Problem requirements:
All the entries need to be quoted exactly, apart from the pictures, which you should drop.
___ Data for processing ___
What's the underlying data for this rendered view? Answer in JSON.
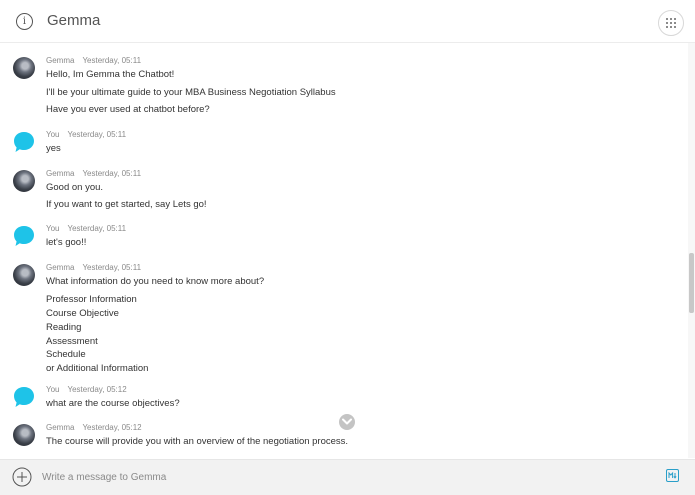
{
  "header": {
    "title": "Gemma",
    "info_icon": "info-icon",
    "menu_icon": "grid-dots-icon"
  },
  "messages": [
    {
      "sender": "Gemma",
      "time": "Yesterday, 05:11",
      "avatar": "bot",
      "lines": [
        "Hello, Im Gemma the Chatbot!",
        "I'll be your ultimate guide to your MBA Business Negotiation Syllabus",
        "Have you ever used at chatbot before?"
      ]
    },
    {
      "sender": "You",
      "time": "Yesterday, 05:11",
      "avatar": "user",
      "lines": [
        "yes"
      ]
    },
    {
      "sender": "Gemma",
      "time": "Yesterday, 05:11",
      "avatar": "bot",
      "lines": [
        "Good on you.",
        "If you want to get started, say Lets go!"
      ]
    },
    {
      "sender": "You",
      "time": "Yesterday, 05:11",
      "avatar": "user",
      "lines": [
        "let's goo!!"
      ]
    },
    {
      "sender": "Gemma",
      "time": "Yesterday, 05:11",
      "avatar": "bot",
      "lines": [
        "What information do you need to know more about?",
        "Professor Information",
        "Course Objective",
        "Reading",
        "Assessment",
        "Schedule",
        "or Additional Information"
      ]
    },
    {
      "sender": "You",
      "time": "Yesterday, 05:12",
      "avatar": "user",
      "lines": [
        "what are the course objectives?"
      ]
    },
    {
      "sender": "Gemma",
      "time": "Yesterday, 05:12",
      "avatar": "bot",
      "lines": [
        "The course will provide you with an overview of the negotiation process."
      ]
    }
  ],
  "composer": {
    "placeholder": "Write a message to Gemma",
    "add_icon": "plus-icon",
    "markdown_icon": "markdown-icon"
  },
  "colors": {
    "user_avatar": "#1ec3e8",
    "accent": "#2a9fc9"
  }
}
___
Answer to the exercise:
What's the underlying data for this rendered view? Answer in JSON.
{
  "header": {
    "title": "Gemma",
    "info_icon": "info-icon",
    "menu_icon": "grid-dots-icon"
  },
  "messages": [
    {
      "sender": "Gemma",
      "time": "Yesterday, 05:11",
      "avatar": "bot",
      "lines": [
        "Hello, Im Gemma the Chatbot!",
        "I'll be your ultimate guide to your MBA Business Negotiation Syllabus",
        "Have you ever used at chatbot before?"
      ]
    },
    {
      "sender": "You",
      "time": "Yesterday, 05:11",
      "avatar": "user",
      "lines": [
        "yes"
      ]
    },
    {
      "sender": "Gemma",
      "time": "Yesterday, 05:11",
      "avatar": "bot",
      "lines": [
        "Good on you.",
        "If you want to get started, say Lets go!"
      ]
    },
    {
      "sender": "You",
      "time": "Yesterday, 05:11",
      "avatar": "user",
      "lines": [
        "let's goo!!"
      ]
    },
    {
      "sender": "Gemma",
      "time": "Yesterday, 05:11",
      "avatar": "bot",
      "lines": [
        "What information do you need to know more about?",
        "Professor Information",
        "Course Objective",
        "Reading",
        "Assessment",
        "Schedule",
        "or Additional Information"
      ]
    },
    {
      "sender": "You",
      "time": "Yesterday, 05:12",
      "avatar": "user",
      "lines": [
        "what are the course objectives?"
      ]
    },
    {
      "sender": "Gemma",
      "time": "Yesterday, 05:12",
      "avatar": "bot",
      "lines": [
        "The course will provide you with an overview of the negotiation process."
      ]
    }
  ],
  "composer": {
    "placeholder": "Write a message to Gemma",
    "add_icon": "plus-icon",
    "markdown_icon": "markdown-icon"
  },
  "colors": {
    "user_avatar": "#1ec3e8",
    "accent": "#2a9fc9"
  }
}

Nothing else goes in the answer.